-- START --
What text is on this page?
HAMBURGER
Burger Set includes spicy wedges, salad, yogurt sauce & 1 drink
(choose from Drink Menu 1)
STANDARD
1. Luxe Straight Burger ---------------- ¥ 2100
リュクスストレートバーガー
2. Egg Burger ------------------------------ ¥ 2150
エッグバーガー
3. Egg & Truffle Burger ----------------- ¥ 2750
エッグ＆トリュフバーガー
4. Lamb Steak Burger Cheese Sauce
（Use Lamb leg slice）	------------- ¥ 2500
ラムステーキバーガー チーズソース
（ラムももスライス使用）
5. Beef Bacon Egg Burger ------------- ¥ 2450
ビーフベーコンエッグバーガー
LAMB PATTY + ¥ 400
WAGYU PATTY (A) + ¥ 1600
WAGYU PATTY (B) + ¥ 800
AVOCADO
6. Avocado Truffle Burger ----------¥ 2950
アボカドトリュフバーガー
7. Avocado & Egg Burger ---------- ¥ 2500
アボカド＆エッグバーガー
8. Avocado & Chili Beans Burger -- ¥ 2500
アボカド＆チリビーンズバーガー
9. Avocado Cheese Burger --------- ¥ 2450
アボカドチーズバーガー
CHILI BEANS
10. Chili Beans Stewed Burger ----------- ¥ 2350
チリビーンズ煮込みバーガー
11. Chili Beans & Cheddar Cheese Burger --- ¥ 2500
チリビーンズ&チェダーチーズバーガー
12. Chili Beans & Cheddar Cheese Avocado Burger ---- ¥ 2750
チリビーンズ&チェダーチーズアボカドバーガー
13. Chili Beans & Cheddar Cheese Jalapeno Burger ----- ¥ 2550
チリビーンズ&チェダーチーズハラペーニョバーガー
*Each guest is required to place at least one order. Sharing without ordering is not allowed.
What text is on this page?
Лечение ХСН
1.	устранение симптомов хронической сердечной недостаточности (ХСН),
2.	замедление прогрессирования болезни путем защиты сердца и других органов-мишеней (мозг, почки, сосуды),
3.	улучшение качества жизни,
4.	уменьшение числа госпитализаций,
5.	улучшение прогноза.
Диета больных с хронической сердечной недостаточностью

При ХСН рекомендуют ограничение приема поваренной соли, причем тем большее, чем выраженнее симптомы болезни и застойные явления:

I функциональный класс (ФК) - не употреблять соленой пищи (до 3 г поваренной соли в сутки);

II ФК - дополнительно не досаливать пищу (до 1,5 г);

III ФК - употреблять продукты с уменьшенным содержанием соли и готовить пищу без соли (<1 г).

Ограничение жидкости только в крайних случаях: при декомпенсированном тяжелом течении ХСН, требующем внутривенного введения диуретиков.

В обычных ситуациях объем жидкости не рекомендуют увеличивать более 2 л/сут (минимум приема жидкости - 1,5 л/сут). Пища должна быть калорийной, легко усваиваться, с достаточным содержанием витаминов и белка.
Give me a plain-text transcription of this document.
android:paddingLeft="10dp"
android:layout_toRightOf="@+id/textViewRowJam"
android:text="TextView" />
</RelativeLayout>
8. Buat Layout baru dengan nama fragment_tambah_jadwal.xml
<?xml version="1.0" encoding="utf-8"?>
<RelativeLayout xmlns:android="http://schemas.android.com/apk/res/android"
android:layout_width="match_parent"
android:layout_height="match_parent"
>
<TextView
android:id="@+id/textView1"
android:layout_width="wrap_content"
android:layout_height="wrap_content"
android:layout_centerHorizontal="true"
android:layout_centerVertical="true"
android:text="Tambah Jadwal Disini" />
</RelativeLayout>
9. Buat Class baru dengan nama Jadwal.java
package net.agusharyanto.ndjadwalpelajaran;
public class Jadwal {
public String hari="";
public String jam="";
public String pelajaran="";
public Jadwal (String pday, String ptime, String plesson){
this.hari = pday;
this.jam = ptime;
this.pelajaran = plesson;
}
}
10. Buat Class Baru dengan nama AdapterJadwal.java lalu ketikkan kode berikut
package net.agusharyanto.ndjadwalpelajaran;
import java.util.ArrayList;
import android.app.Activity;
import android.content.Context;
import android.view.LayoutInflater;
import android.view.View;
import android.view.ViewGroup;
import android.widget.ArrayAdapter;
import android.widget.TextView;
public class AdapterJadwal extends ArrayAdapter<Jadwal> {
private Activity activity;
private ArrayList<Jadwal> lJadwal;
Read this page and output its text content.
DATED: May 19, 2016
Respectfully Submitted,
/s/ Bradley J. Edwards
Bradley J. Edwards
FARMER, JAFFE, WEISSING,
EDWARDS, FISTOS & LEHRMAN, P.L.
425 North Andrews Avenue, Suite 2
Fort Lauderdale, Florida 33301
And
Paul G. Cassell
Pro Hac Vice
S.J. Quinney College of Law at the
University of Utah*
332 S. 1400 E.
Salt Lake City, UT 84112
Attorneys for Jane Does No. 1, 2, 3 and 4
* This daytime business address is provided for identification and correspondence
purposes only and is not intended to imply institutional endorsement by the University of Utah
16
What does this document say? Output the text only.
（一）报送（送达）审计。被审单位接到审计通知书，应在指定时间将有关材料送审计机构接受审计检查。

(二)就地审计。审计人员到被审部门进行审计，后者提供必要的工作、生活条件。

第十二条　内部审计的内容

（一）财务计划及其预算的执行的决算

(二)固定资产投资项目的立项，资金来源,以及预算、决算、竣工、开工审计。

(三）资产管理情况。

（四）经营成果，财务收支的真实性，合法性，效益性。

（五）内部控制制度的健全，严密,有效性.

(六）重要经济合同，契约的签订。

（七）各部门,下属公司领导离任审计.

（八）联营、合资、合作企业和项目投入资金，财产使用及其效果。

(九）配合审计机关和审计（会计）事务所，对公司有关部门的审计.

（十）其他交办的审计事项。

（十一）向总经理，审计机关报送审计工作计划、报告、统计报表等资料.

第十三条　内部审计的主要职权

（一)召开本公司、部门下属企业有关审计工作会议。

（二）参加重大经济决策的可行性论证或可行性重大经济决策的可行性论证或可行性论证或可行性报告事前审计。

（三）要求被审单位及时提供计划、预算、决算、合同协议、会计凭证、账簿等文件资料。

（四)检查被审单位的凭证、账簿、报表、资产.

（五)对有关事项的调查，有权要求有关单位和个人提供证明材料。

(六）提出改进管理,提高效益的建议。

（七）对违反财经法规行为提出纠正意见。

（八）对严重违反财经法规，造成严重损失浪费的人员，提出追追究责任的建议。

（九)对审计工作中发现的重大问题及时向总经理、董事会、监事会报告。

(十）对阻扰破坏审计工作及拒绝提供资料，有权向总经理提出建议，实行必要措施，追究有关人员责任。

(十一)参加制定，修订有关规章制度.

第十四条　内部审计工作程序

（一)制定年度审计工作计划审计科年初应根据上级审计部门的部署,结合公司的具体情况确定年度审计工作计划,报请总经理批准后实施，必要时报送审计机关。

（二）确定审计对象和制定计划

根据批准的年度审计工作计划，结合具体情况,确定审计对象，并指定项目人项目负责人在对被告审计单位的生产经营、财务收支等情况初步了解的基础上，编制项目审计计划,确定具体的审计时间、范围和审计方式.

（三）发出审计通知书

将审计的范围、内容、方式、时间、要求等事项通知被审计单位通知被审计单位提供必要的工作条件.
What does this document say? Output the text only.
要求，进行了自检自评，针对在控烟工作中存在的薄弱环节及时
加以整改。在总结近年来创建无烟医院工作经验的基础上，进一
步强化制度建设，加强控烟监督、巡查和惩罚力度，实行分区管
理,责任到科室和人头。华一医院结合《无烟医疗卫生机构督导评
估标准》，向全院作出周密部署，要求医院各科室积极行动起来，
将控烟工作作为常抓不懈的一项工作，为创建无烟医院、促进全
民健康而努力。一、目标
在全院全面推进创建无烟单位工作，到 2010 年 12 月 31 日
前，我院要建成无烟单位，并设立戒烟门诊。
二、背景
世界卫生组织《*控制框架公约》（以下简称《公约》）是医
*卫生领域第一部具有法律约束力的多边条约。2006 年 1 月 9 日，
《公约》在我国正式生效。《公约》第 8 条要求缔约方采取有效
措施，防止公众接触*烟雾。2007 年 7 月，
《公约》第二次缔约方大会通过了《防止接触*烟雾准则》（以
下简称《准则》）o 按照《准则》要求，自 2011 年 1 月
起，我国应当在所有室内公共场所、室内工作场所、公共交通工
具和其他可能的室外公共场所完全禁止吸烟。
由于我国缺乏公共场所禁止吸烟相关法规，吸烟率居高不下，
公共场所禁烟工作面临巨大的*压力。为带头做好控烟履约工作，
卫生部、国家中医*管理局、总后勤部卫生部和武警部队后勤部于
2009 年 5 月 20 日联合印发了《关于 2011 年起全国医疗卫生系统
-- END --
# Given instruction:
The word "сердечной" may appear on some lines of these records; state how many such lines there are, and nothing else.

# Expected output:
2